Exercise aim | Retype the listing that follows, word for word.

Data listing |
** START **

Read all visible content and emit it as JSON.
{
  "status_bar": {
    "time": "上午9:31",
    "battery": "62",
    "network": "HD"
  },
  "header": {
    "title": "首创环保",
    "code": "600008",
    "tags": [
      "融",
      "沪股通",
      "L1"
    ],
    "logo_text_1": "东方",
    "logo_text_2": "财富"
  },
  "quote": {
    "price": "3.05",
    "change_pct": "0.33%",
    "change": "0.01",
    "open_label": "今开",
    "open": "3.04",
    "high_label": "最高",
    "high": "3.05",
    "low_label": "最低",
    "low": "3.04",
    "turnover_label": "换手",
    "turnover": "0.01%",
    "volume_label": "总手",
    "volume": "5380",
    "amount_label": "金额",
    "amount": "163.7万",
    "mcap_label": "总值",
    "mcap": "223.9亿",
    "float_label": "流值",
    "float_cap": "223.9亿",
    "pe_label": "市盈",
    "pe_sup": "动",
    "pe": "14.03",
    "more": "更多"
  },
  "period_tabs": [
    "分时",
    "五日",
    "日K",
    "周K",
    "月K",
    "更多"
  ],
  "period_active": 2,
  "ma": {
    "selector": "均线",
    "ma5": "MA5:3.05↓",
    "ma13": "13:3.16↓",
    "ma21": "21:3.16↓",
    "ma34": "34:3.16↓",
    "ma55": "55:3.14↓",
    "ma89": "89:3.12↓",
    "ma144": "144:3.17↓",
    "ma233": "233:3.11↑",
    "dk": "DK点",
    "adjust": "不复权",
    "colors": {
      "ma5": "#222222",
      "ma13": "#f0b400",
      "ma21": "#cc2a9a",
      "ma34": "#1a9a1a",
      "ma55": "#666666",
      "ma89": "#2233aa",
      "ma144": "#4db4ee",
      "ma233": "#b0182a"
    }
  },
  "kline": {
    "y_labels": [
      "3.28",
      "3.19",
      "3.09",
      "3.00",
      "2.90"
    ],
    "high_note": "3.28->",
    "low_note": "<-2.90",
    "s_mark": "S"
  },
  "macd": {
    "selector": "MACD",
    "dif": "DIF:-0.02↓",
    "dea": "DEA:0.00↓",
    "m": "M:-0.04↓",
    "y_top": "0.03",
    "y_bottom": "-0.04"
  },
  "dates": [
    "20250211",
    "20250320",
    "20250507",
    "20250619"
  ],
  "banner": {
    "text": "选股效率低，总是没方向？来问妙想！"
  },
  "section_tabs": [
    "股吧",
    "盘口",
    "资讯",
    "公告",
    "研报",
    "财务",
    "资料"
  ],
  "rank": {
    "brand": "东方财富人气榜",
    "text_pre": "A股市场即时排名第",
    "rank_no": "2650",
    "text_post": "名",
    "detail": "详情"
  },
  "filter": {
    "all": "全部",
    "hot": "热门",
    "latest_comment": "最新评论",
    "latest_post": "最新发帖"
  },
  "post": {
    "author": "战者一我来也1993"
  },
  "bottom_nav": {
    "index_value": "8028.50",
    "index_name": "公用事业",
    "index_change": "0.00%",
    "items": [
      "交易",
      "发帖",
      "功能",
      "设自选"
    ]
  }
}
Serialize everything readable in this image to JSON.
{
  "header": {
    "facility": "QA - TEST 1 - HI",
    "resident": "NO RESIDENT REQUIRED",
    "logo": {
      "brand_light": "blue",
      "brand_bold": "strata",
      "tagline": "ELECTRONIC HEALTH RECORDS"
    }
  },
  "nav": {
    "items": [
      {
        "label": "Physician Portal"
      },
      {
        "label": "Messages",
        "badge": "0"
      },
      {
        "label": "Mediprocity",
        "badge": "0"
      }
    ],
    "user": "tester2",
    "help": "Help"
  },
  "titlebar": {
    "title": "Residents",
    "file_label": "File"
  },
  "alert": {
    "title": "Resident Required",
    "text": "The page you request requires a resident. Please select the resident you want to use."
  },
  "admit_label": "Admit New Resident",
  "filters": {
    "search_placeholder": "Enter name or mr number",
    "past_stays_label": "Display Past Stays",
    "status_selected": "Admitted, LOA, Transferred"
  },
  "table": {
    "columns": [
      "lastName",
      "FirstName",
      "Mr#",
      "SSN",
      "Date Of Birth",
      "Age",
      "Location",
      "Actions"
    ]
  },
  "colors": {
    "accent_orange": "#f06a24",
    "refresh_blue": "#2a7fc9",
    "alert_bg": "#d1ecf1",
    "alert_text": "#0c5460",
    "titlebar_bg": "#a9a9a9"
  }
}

** END **

In response |
Read all visible content and emit it as JSON.
{
  "status_bar": {
    "time": "上午9:31",
    "battery": "62",
    "network": "HD"
  },
  "header": {
    "title": "首创环保",
    "code": "600008",
    "tags": [
      "融",
      "沪股通",
      "L1"
    ],
    "logo_text_1": "东方",
    "logo_text_2": "财富"
  },
  "quote": {
    "price": "3.05",
    "change_pct": "0.33%",
    "change": "0.01",
    "open_label": "今开",
    "open": "3.04",
    "high_label": "最高",
    "high": "3.05",
    "low_label": "最低",
    "low": "3.04",
    "turnover_label": "换手",
    "turnover": "0.01%",
    "volume_label": "总手",
    "volume": "5380",
    "amount_label": "金额",
    "amount": "163.7万",
    "mcap_label": "总值",
    "mcap": "223.9亿",
    "float_label": "流值",
    "float_cap": "223.9亿",
    "pe_label": "市盈",
    "pe_sup": "动",
    "pe": "14.03",
    "more": "更多"
  },
  "period_tabs": [
    "分时",
    "五日",
    "日K",
    "周K",
    "月K",
    "更多"
  ],
  "period_active": 2,
  "ma": {
    "selector": "均线",
    "ma5": "MA5:3.05↓",
    "ma13": "13:3.16↓",
    "ma21": "21:3.16↓",
    "ma34": "34:3.16↓",
    "ma55": "55:3.14↓",
    "ma89": "89:3.12↓",
    "ma144": "144:3.17↓",
    "ma233": "233:3.11↑",
    "dk": "DK点",
    "adjust": "不复权",
    "colors": {
      "ma5": "#222222",
      "ma13": "#f0b400",
      "ma21": "#cc2a9a",
      "ma34": "#1a9a1a",
      "ma55": "#666666",
      "ma89": "#2233aa",
      "ma144": "#4db4ee",
      "ma233": "#b0182a"
    }
  },
  "kline": {
    "y_labels": [
      "3.28",
      "3.19",
      "3.09",
      "3.00",
      "2.90"
    ],
    "high_note": "3.28->",
    "low_note": "<-2.90",
    "s_mark": "S"
  },
  "macd": {
    "selector": "MACD",
    "dif": "DIF:-0.02↓",
    "dea": "DEA:0.00↓",
    "m": "M:-0.04↓",
    "y_top": "0.03",
    "y_bottom": "-0.04"
  },
  "dates": [
    "20250211",
    "20250320",
    "20250507",
    "20250619"
  ],
  "banner": {
    "text": "选股效率低，总是没方向？来问妙想！"
  },
  "section_tabs": [
    "股吧",
    "盘口",
    "资讯",
    "公告",
    "研报",
    "财务",
    "资料"
  ],
  "rank": {
    "brand": "东方财富人气榜",
    "text_pre": "A股市场即时排名第",
    "rank_no": "2650",
    "text_post": "名",
    "detail": "详情"
  },
  "filter": {
    "all": "全部",
    "hot": "热门",
    "latest_comment": "最新评论",
    "latest_post": "最新发帖"
  },
  "post": {
    "author": "战者一我来也1993"
  },
  "bottom_nav": {
    "index_value": "8028.50",
    "index_name": "公用事业",
    "index_change": "0.00%",
    "items": [
      "交易",
      "发帖",
      "功能",
      "设自选"
    ]
  }
}
Serialize everything readable in this image to JSON.
{
  "header": {
    "facility": "QA - TEST 1 - HI",
    "resident": "NO RESIDENT REQUIRED",
    "logo": {
      "brand_light": "blue",
      "brand_bold": "strata",
      "tagline": "ELECTRONIC HEALTH RECORDS"
    }
  },
  "nav": {
    "items": [
      {
        "label": "Physician Portal"
      },
      {
        "label": "Messages",
        "badge": "0"
      },
      {
        "label": "Mediprocity",
        "badge": "0"
      }
    ],
    "user": "tester2",
    "help": "Help"
  },
  "titlebar": {
    "title": "Residents",
    "file_label": "File"
  },
  "alert": {
    "title": "Resident Required",
    "text": "The page you request requires a resident. Please select the resident you want to use."
  },
  "admit_label": "Admit New Resident",
  "filters": {
    "search_placeholder": "Enter name or mr number",
    "past_stays_label": "Display Past Stays",
    "status_selected": "Admitted, LOA, Transferred"
  },
  "table": {
    "columns": [
      "lastName",
      "FirstName",
      "Mr#",
      "SSN",
      "Date Of Birth",
      "Age",
      "Location",
      "Actions"
    ]
  },
  "colors": {
    "accent_orange": "#f06a24",
    "refresh_blue": "#2a7fc9",
    "alert_bg": "#d1ecf1",
    "alert_text": "#0c5460",
    "titlebar_bg": "#a9a9a9"
  }
}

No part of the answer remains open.